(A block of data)
──────────────────────────────
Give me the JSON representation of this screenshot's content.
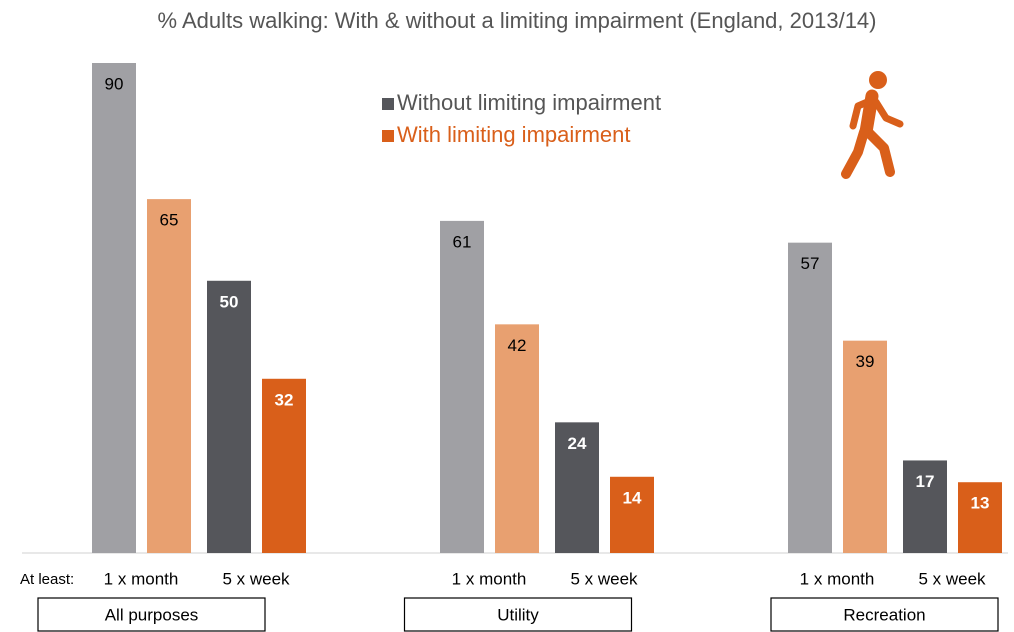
{
  "chart_data": {
    "type": "grouped_bar",
    "title": "% Adults walking: With & without a limiting impairment (England, 2013/14)",
    "x_prefix": "At least:",
    "categories": [
      "1 x month",
      "5 x week",
      "1 x month",
      "5 x week",
      "1 x month",
      "5 x week"
    ],
    "group_labels": [
      "All purposes",
      "Utility",
      "Recreation"
    ],
    "series": [
      {
        "name": "Without limiting impairment",
        "color": "#55565b",
        "light_color": "#a0a0a4",
        "values": [
          90,
          50,
          61,
          24,
          57,
          17
        ]
      },
      {
        "name": "With limiting impairment",
        "color": "#d95f1a",
        "light_color": "#e8a070",
        "values": [
          65,
          32,
          42,
          14,
          39,
          13
        ]
      }
    ],
    "ylim": [
      0,
      90
    ]
  }
}
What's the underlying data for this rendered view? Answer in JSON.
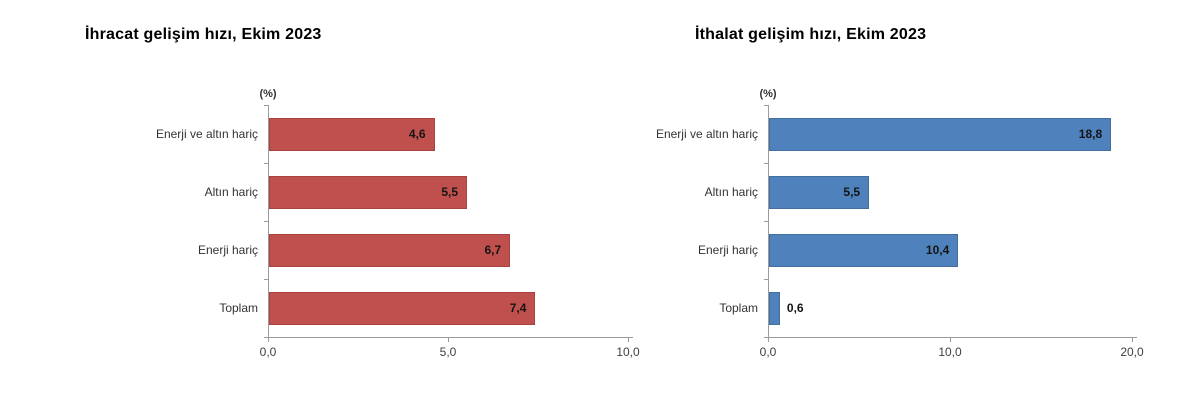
{
  "chart_data": [
    {
      "type": "bar",
      "orientation": "horizontal",
      "title": "İhracat gelişim hızı, Ekim 2023",
      "unit_label": "(%)",
      "categories": [
        "Enerji ve altın hariç",
        "Altın hariç",
        "Enerji hariç",
        "Toplam"
      ],
      "values": [
        4.6,
        5.5,
        6.7,
        7.4
      ],
      "value_labels": [
        "4,6",
        "5,5",
        "6,7",
        "7,4"
      ],
      "xlim": [
        0,
        10
      ],
      "xticks": [
        0,
        5,
        10
      ],
      "xtick_labels": [
        "0,0",
        "5,0",
        "10,0"
      ],
      "bar_color": "#c0504d",
      "bar_border_color": "#a84341",
      "grid": false,
      "legend": false
    },
    {
      "type": "bar",
      "orientation": "horizontal",
      "title": "İthalat gelişim hızı, Ekim 2023",
      "unit_label": "(%)",
      "categories": [
        "Enerji ve altın hariç",
        "Altın hariç",
        "Enerji hariç",
        "Toplam"
      ],
      "values": [
        18.8,
        5.5,
        10.4,
        0.6
      ],
      "value_labels": [
        "18,8",
        "5,5",
        "10,4",
        "0,6"
      ],
      "xlim": [
        0,
        20
      ],
      "xticks": [
        0,
        10,
        20
      ],
      "xtick_labels": [
        "0,0",
        "10,0",
        "20,0"
      ],
      "bar_color": "#4f81bd",
      "bar_border_color": "#436f9f",
      "grid": false,
      "legend": false
    }
  ],
  "colors": {
    "axis": "#9b9b9b",
    "title_text": "#000000",
    "label_text": "#333333",
    "value_text": "#141414",
    "background": "#ffffff"
  }
}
──────────────────────────────
Search the records for the word "name" and copy every line where it occurs.

        "name": "Without limiting impairment",
        "name": "With limiting impairment",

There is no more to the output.